- The data -
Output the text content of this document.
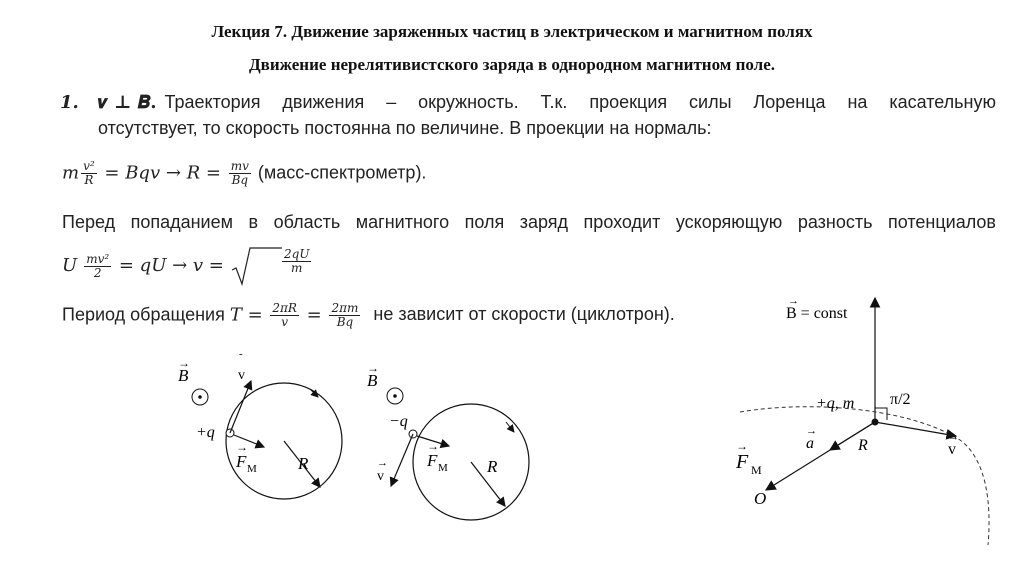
Лекция 7. Движение заряженных частиц в электрическом и магнитном полях
Движение нерелятивистского заряда в однородном магнитном поле.
1.	𝒗 ⊥ 𝑩. Траектория движения – окружность. Т.к. проекция силы Лоренца на касательную
отсутствует, то скорость постоянна по величине. В проекции на нормаль:
m $\frac{\text{v²}}{R}$ = Bqv → $R = \frac{mv}{Bq}$ (масс-спектрометр).
Перед попаданием в область магнитного поля заряд проходит ускоряющую разность потенциалов
U $\frac{\text{mv²}}{2}$ = qU → v =	$\frac{2qU}{m}$
Период обращения $T = \frac{2\pi R}{v} = \frac{2\pi m}{Bq}$ не зависит от скорости (циклотрон).
B
→
v
-
+q
F M
→
R
B
→
v
→
−q
F M
→
R
B = const
→
π/2
+q, m
v
→
a
→
R
F M
→
O
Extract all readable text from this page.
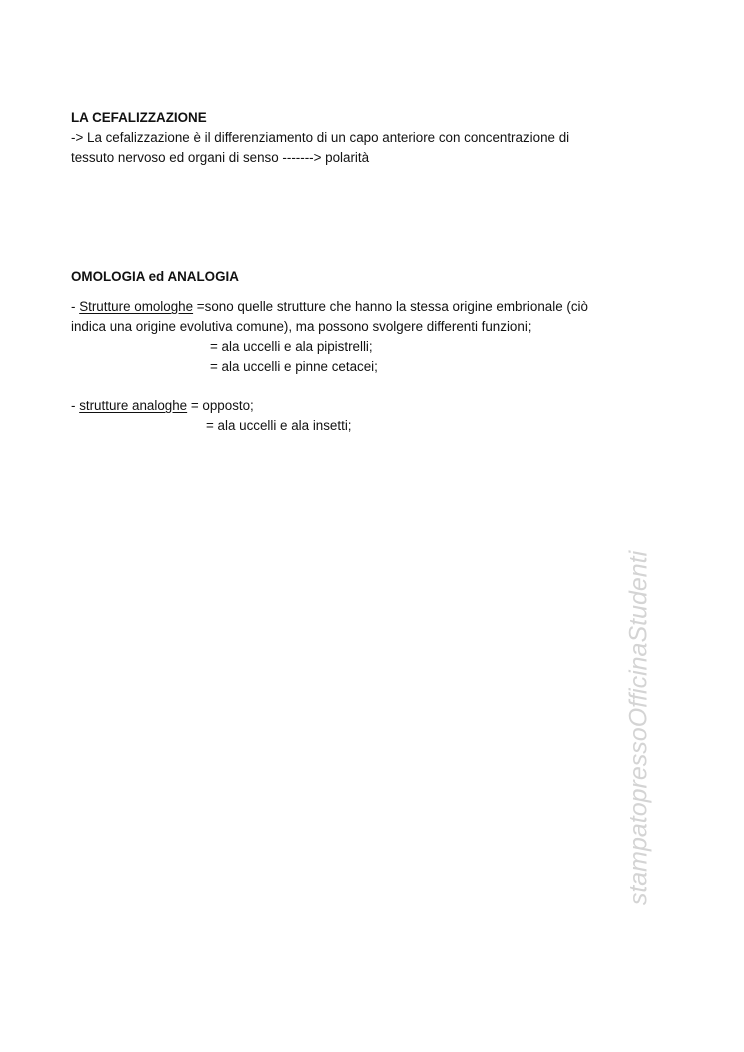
LA CEFALIZZAZIONE
-> La cefalizzazione è il differenziamento di un capo anteriore con concentrazione di
tessuto nervoso ed organi di senso -------> polarità
OMOLOGIA ed ANALOGIA
- Strutture omologhe =sono quelle strutture che hanno la stessa origine embrionale (ciò
indica una origine evolutiva comune), ma possono svolgere differenti funzioni;
= ala uccelli e ala pipistrelli;
= ala uccelli e pinne cetacei;
- strutture analoghe = opposto;
= ala uccelli e ala insetti;
stampatopressoOfficinaStudenti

- Exercise directions -
Return the material exactly as given, apart from the pictures.

- Complete answer -
Output the text content of this document.
Лекция 7. Движение заряженных частиц в электрическом и магнитном полях
Движение нерелятивистского заряда в однородном магнитном поле.
1.	𝒗 ⊥ 𝑩. Траектория движения – окружность. Т.к. проекция силы Лоренца на касательную
отсутствует, то скорость постоянна по величине. В проекции на нормаль:
m $\frac{\text{v²}}{R}$ = Bqv → $R = \frac{mv}{Bq}$ (масс-спектрометр).
Перед попаданием в область магнитного поля заряд проходит ускоряющую разность потенциалов
U $\frac{\text{mv²}}{2}$ = qU → v =	$\frac{2qU}{m}$
Период обращения $T = \frac{2\pi R}{v} = \frac{2\pi m}{Bq}$ не зависит от скорости (циклотрон).
B
→
v
-
+q
F M
→
R
B
→
v
→
−q
F M
→
R
B = const
→
π/2
+q, m
v
→
a
→
R
F M
→
O
Extract all readable text from this page.
LA CEFALIZZAZIONE
-> La cefalizzazione è il differenziamento di un capo anteriore con concentrazione di
tessuto nervoso ed organi di senso -------> polarità
OMOLOGIA ed ANALOGIA
- Strutture omologhe =sono quelle strutture che hanno la stessa origine embrionale (ciò
indica una origine evolutiva comune), ma possono svolgere differenti funzioni;
= ala uccelli e ala pipistrelli;
= ala uccelli e pinne cetacei;
- strutture analoghe = opposto;
= ala uccelli e ala insetti;
stampatopressoOfficinaStudenti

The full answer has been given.